INSTRUCTIONS FOR THE TASK – The records below must be written out exactly, with every picture left behind.

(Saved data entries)
----------------
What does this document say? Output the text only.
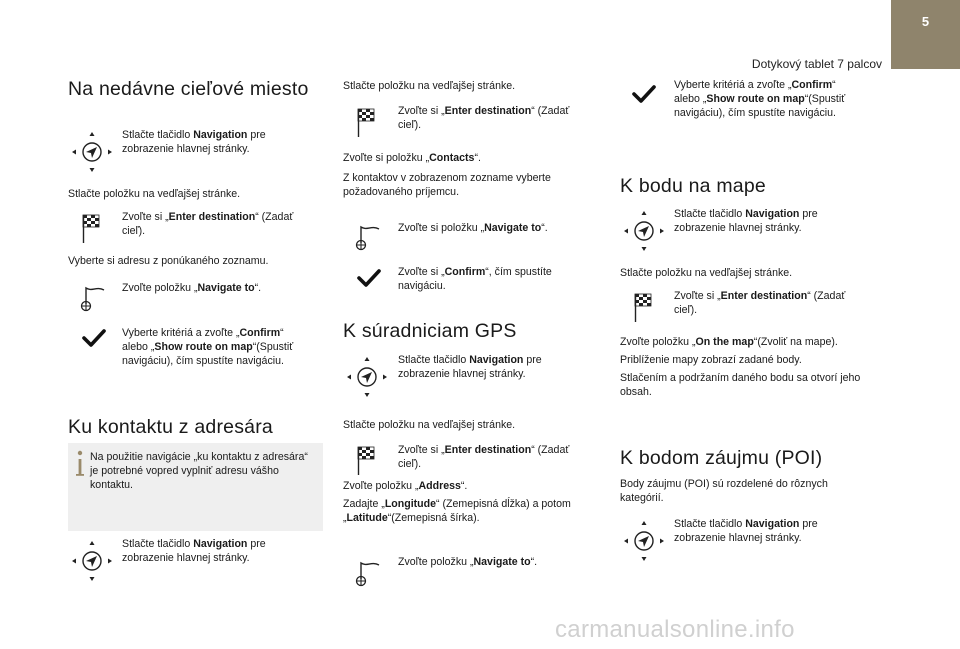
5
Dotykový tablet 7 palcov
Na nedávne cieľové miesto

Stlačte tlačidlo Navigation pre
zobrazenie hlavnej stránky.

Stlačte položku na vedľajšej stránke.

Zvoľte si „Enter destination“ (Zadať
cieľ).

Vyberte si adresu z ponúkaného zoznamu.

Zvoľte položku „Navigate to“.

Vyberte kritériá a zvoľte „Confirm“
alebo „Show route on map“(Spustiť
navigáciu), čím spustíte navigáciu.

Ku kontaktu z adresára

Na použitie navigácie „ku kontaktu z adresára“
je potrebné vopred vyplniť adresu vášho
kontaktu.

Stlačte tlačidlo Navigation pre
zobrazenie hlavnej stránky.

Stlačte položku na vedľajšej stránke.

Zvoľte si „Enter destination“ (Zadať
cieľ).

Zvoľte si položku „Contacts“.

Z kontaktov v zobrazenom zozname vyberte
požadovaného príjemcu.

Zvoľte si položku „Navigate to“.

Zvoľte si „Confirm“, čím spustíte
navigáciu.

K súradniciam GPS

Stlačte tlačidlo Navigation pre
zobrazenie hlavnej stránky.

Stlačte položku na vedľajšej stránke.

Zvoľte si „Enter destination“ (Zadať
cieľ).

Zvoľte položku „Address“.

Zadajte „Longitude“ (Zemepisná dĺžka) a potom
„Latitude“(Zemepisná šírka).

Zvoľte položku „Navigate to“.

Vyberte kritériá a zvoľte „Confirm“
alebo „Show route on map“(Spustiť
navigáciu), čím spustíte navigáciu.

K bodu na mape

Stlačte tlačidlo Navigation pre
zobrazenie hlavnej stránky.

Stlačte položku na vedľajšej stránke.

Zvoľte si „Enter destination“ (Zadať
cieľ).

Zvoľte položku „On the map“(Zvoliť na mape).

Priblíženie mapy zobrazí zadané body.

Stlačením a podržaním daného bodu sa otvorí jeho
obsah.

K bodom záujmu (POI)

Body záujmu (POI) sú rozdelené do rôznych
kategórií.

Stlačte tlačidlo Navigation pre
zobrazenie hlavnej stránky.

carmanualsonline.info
----------------
ANSWER FOR THIS EXERCISE –
What does this document say? Output the text only.
5
Dotykový tablet 7 palcov
Na nedávne cieľové miesto

Stlačte tlačidlo Navigation pre
zobrazenie hlavnej stránky.

Stlačte položku na vedľajšej stránke.

Zvoľte si „Enter destination“ (Zadať
cieľ).

Vyberte si adresu z ponúkaného zoznamu.

Zvoľte položku „Navigate to“.

Vyberte kritériá a zvoľte „Confirm“
alebo „Show route on map“(Spustiť
navigáciu), čím spustíte navigáciu.

Ku kontaktu z adresára

Na použitie navigácie „ku kontaktu z adresára“
je potrebné vopred vyplniť adresu vášho
kontaktu.

Stlačte tlačidlo Navigation pre
zobrazenie hlavnej stránky.

Stlačte položku na vedľajšej stránke.

Zvoľte si „Enter destination“ (Zadať
cieľ).

Zvoľte si položku „Contacts“.

Z kontaktov v zobrazenom zozname vyberte
požadovaného príjemcu.

Zvoľte si položku „Navigate to“.

Zvoľte si „Confirm“, čím spustíte
navigáciu.

K súradniciam GPS

Stlačte tlačidlo Navigation pre
zobrazenie hlavnej stránky.

Stlačte položku na vedľajšej stránke.

Zvoľte si „Enter destination“ (Zadať
cieľ).

Zvoľte položku „Address“.

Zadajte „Longitude“ (Zemepisná dĺžka) a potom
„Latitude“(Zemepisná šírka).

Zvoľte položku „Navigate to“.

Vyberte kritériá a zvoľte „Confirm“
alebo „Show route on map“(Spustiť
navigáciu), čím spustíte navigáciu.

K bodu na mape

Stlačte tlačidlo Navigation pre
zobrazenie hlavnej stránky.

Stlačte položku na vedľajšej stránke.

Zvoľte si „Enter destination“ (Zadať
cieľ).

Zvoľte položku „On the map“(Zvoliť na mape).

Priblíženie mapy zobrazí zadané body.

Stlačením a podržaním daného bodu sa otvorí jeho
obsah.

K bodom záujmu (POI)

Body záujmu (POI) sú rozdelené do rôznych
kategórií.

Stlačte tlačidlo Navigation pre
zobrazenie hlavnej stránky.

carmanualsonline.info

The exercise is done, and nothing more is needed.